In the following material, identify every line holding the string "name" and return it.

Begin PROVIDED INFORMATION

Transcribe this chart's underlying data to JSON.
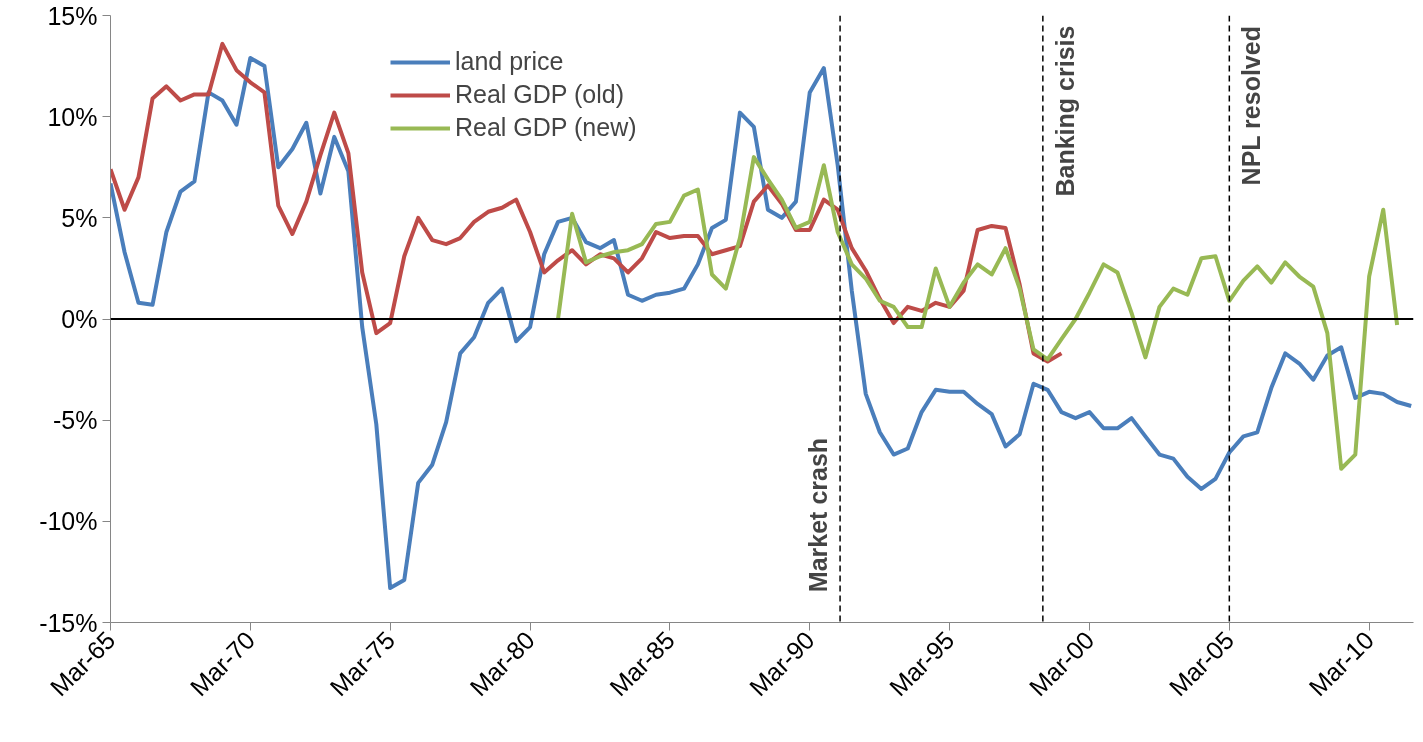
{
  "chart_data": {
    "type": "line",
    "series": [
      {
        "name": "land price",
        "color": "#4a7ebb",
        "x": [
          "1965-03",
          "1965-09",
          "1966-03",
          "1966-09",
          "1967-03",
          "1967-09",
          "1968-03",
          "1968-09",
          "1969-03",
          "1969-09",
          "1970-03",
          "1970-09",
          "1971-03",
          "1971-09",
          "1972-03",
          "1972-09",
          "1973-03",
          "1973-09",
          "1974-03",
          "1974-09",
          "1975-03",
          "1975-09",
          "1976-03",
          "1976-09",
          "1977-03",
          "1977-09",
          "1978-03",
          "1978-09",
          "1979-03",
          "1979-09",
          "1980-03",
          "1980-09",
          "1981-03",
          "1981-09",
          "1982-03",
          "1982-09",
          "1983-03",
          "1983-09",
          "1984-03",
          "1984-09",
          "1985-03",
          "1985-09",
          "1986-03",
          "1986-09",
          "1987-03",
          "1987-09",
          "1988-03",
          "1988-09",
          "1989-03",
          "1989-09",
          "1990-03",
          "1990-09",
          "1991-03",
          "1991-09",
          "1992-03",
          "1992-09",
          "1993-03",
          "1993-09",
          "1994-03",
          "1994-09",
          "1995-03",
          "1995-09",
          "1996-03",
          "1996-09",
          "1997-03",
          "1997-09",
          "1998-03",
          "1998-09",
          "1999-03",
          "1999-09",
          "2000-03",
          "2000-09",
          "2001-03",
          "2001-09",
          "2002-03",
          "2002-09",
          "2003-03",
          "2003-09",
          "2004-03",
          "2004-09",
          "2005-03",
          "2005-09",
          "2006-03",
          "2006-09",
          "2007-03",
          "2007-09",
          "2008-03",
          "2008-09",
          "2009-03",
          "2009-09",
          "2010-03",
          "2010-09",
          "2011-03",
          "2011-09"
        ],
        "values": [
          6.7,
          3.3,
          0.8,
          0.7,
          4.3,
          6.3,
          6.8,
          11.2,
          10.8,
          9.6,
          12.9,
          12.5,
          7.5,
          8.4,
          9.7,
          6.2,
          9.0,
          7.3,
          -0.4,
          -5.2,
          -13.3,
          -12.9,
          -8.1,
          -7.2,
          -5.1,
          -1.7,
          -0.9,
          0.8,
          1.5,
          -1.1,
          -0.4,
          3.2,
          4.8,
          5.0,
          3.8,
          3.5,
          3.9,
          1.2,
          0.9,
          1.2,
          1.3,
          1.5,
          2.7,
          4.5,
          4.9,
          10.2,
          9.5,
          5.4,
          5.0,
          5.8,
          11.2,
          12.4,
          7.6,
          1.4,
          -3.7,
          -5.6,
          -6.7,
          -6.4,
          -4.6,
          -3.5,
          -3.6,
          -3.6,
          -4.2,
          -4.7,
          -6.3,
          -5.7,
          -3.2,
          -3.5,
          -4.6,
          -4.9,
          -4.6,
          -5.4,
          -5.4,
          -4.9,
          -5.8,
          -6.7,
          -6.9,
          -7.8,
          -8.4,
          -7.9,
          -6.6,
          -5.8,
          -5.6,
          -3.4,
          -1.7,
          -2.2,
          -3.0,
          -1.8,
          -1.4,
          -3.9,
          -3.6,
          -3.7,
          -4.1,
          -4.3
        ]
      },
      {
        "name": "Real GDP (old)",
        "color": "#be4b48",
        "x": [
          "1965-03",
          "1965-09",
          "1966-03",
          "1966-09",
          "1967-03",
          "1967-09",
          "1968-03",
          "1968-09",
          "1969-03",
          "1969-09",
          "1970-03",
          "1970-09",
          "1971-03",
          "1971-09",
          "1972-03",
          "1972-09",
          "1973-03",
          "1973-09",
          "1974-03",
          "1974-09",
          "1975-03",
          "1975-09",
          "1976-03",
          "1976-09",
          "1977-03",
          "1977-09",
          "1978-03",
          "1978-09",
          "1979-03",
          "1979-09",
          "1980-03",
          "1980-09",
          "1981-03",
          "1981-09",
          "1982-03",
          "1982-09",
          "1983-03",
          "1983-09",
          "1984-03",
          "1984-09",
          "1985-03",
          "1985-09",
          "1986-03",
          "1986-09",
          "1987-03",
          "1987-09",
          "1988-03",
          "1988-09",
          "1989-03",
          "1989-09",
          "1990-03",
          "1990-09",
          "1991-03",
          "1991-09",
          "1992-03",
          "1992-09",
          "1993-03",
          "1993-09",
          "1994-03",
          "1994-09",
          "1995-03",
          "1995-09",
          "1996-03",
          "1996-09",
          "1997-03",
          "1997-09",
          "1998-03",
          "1998-09",
          "1999-03"
        ],
        "values": [
          7.4,
          5.4,
          7.0,
          10.9,
          11.5,
          10.8,
          11.1,
          11.1,
          13.6,
          12.3,
          11.7,
          11.2,
          5.6,
          4.2,
          5.8,
          8.1,
          10.2,
          8.2,
          2.3,
          -0.7,
          -0.2,
          3.1,
          5.0,
          3.9,
          3.7,
          4.0,
          4.8,
          5.3,
          5.5,
          5.9,
          4.3,
          2.3,
          2.9,
          3.4,
          2.7,
          3.2,
          3.0,
          2.3,
          3.0,
          4.3,
          4.0,
          4.1,
          4.1,
          3.2,
          3.4,
          3.6,
          5.8,
          6.6,
          5.7,
          4.4,
          4.4,
          5.9,
          5.4,
          3.5,
          2.4,
          1.0,
          -0.2,
          0.6,
          0.4,
          0.8,
          0.6,
          1.4,
          4.4,
          4.6,
          4.5,
          1.7,
          -1.7,
          -2.1,
          -1.7
        ]
      },
      {
        "name": "Real GDP (new)",
        "color": "#98b954",
        "x": [
          "1981-03",
          "1981-09",
          "1982-03",
          "1982-09",
          "1983-03",
          "1983-09",
          "1984-03",
          "1984-09",
          "1985-03",
          "1985-09",
          "1986-03",
          "1986-09",
          "1987-03",
          "1987-09",
          "1988-03",
          "1988-09",
          "1989-03",
          "1989-09",
          "1990-03",
          "1990-09",
          "1991-03",
          "1991-09",
          "1992-03",
          "1992-09",
          "1993-03",
          "1993-09",
          "1994-03",
          "1994-09",
          "1995-03",
          "1995-09",
          "1996-03",
          "1996-09",
          "1997-03",
          "1997-09",
          "1998-03",
          "1998-09",
          "1999-03",
          "1999-09",
          "2000-03",
          "2000-09",
          "2001-03",
          "2001-09",
          "2002-03",
          "2002-09",
          "2003-03",
          "2003-09",
          "2004-03",
          "2004-09",
          "2005-03",
          "2005-09",
          "2006-03",
          "2006-09",
          "2007-03",
          "2007-09",
          "2008-03",
          "2008-09",
          "2009-03",
          "2009-09",
          "2010-03",
          "2010-09",
          "2011-03"
        ],
        "values": [
          0.0,
          5.2,
          2.8,
          3.1,
          3.3,
          3.4,
          3.7,
          4.7,
          4.8,
          6.1,
          6.4,
          2.2,
          1.5,
          4.0,
          8.0,
          6.9,
          5.9,
          4.5,
          4.8,
          7.6,
          4.3,
          2.7,
          2.0,
          0.9,
          0.6,
          -0.4,
          -0.4,
          2.5,
          0.6,
          1.8,
          2.7,
          2.2,
          3.5,
          1.5,
          -1.5,
          -2.0,
          -1.0,
          0.0,
          1.3,
          2.7,
          2.3,
          0.3,
          -1.9,
          0.6,
          1.5,
          1.2,
          3.0,
          3.1,
          0.9,
          1.9,
          2.6,
          1.8,
          2.8,
          2.1,
          1.6,
          -0.7,
          -7.4,
          -6.7,
          2.1,
          5.4,
          -0.3
        ]
      }
    ],
    "xlim": [
      "1965-03",
      "2011-10"
    ],
    "xticks": [
      {
        "value": "1965-03",
        "label": "Mar-65"
      },
      {
        "value": "1970-03",
        "label": "Mar-70"
      },
      {
        "value": "1975-03",
        "label": "Mar-75"
      },
      {
        "value": "1980-03",
        "label": "Mar-80"
      },
      {
        "value": "1985-03",
        "label": "Mar-85"
      },
      {
        "value": "1990-03",
        "label": "Mar-90"
      },
      {
        "value": "1995-03",
        "label": "Mar-95"
      },
      {
        "value": "2000-03",
        "label": "Mar-00"
      },
      {
        "value": "2005-03",
        "label": "Mar-05"
      },
      {
        "value": "2010-03",
        "label": "Mar-10"
      }
    ],
    "ylim": [
      -15,
      15
    ],
    "yticks": [
      {
        "value": -15,
        "label": "-15%"
      },
      {
        "value": -10,
        "label": "-10%"
      },
      {
        "value": -5,
        "label": "-5%"
      },
      {
        "value": 0,
        "label": "0%"
      },
      {
        "value": 5,
        "label": "5%"
      },
      {
        "value": 10,
        "label": "10%"
      },
      {
        "value": 15,
        "label": "15%"
      }
    ],
    "ref_lines": [
      {
        "axis": "y",
        "value": 0,
        "color": "#000000",
        "line_style": "solid"
      },
      {
        "axis": "x",
        "value": "1991-04",
        "label": "Market crash",
        "color": "#000000",
        "line_style": "dashed"
      },
      {
        "axis": "x",
        "value": "1998-07",
        "label": "Banking crisis",
        "color": "#000000",
        "line_style": "dashed"
      },
      {
        "axis": "x",
        "value": "2005-03",
        "label": "NPL resolved",
        "color": "#000000",
        "line_style": "dashed"
      }
    ],
    "grid": false,
    "legend": "top",
    "marker": "none",
    "line_style": "solid"
  }
}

End PROVIDED INFORMATION

ANSWER TO THIS EXERCISE:
        "name": "land price",
        "name": "Real GDP (old)",
        "name": "Real GDP (new)",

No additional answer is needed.